§ **What the task asks**
Quote every line as given.

§ **Dataset rows**
* * *
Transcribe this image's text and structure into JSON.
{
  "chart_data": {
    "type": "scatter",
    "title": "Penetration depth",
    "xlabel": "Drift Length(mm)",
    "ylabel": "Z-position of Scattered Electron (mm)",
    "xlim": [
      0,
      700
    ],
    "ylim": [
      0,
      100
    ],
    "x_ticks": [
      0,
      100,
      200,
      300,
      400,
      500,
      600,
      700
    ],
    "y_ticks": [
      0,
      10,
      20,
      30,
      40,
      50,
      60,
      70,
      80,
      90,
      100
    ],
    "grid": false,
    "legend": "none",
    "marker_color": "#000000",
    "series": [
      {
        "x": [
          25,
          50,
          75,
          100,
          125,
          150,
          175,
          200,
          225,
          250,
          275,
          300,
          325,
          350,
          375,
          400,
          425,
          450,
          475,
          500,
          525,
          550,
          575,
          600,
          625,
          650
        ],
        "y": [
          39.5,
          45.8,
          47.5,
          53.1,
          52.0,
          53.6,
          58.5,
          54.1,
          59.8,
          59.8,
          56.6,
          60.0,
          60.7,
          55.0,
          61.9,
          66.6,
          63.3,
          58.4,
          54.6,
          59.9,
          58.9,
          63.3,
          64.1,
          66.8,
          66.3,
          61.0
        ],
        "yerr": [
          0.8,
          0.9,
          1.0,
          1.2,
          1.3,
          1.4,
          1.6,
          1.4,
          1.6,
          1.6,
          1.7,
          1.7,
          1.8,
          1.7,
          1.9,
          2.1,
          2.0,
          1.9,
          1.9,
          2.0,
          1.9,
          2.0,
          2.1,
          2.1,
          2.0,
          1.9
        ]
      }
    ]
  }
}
* * *
§ **Finished answer**
Transcribe this image's text and structure into JSON.
{
  "chart_data": {
    "type": "scatter",
    "title": "Penetration depth",
    "xlabel": "Drift Length(mm)",
    "ylabel": "Z-position of Scattered Electron (mm)",
    "xlim": [
      0,
      700
    ],
    "ylim": [
      0,
      100
    ],
    "x_ticks": [
      0,
      100,
      200,
      300,
      400,
      500,
      600,
      700
    ],
    "y_ticks": [
      0,
      10,
      20,
      30,
      40,
      50,
      60,
      70,
      80,
      90,
      100
    ],
    "grid": false,
    "legend": "none",
    "marker_color": "#000000",
    "series": [
      {
        "x": [
          25,
          50,
          75,
          100,
          125,
          150,
          175,
          200,
          225,
          250,
          275,
          300,
          325,
          350,
          375,
          400,
          425,
          450,
          475,
          500,
          525,
          550,
          575,
          600,
          625,
          650
        ],
        "y": [
          39.5,
          45.8,
          47.5,
          53.1,
          52.0,
          53.6,
          58.5,
          54.1,
          59.8,
          59.8,
          56.6,
          60.0,
          60.7,
          55.0,
          61.9,
          66.6,
          63.3,
          58.4,
          54.6,
          59.9,
          58.9,
          63.3,
          64.1,
          66.8,
          66.3,
          61.0
        ],
        "yerr": [
          0.8,
          0.9,
          1.0,
          1.2,
          1.3,
          1.4,
          1.6,
          1.4,
          1.6,
          1.6,
          1.7,
          1.7,
          1.8,
          1.7,
          1.9,
          2.1,
          2.0,
          1.9,
          1.9,
          2.0,
          1.9,
          2.0,
          2.1,
          2.1,
          2.0,
          1.9
        ]
      }
    ]
  }
}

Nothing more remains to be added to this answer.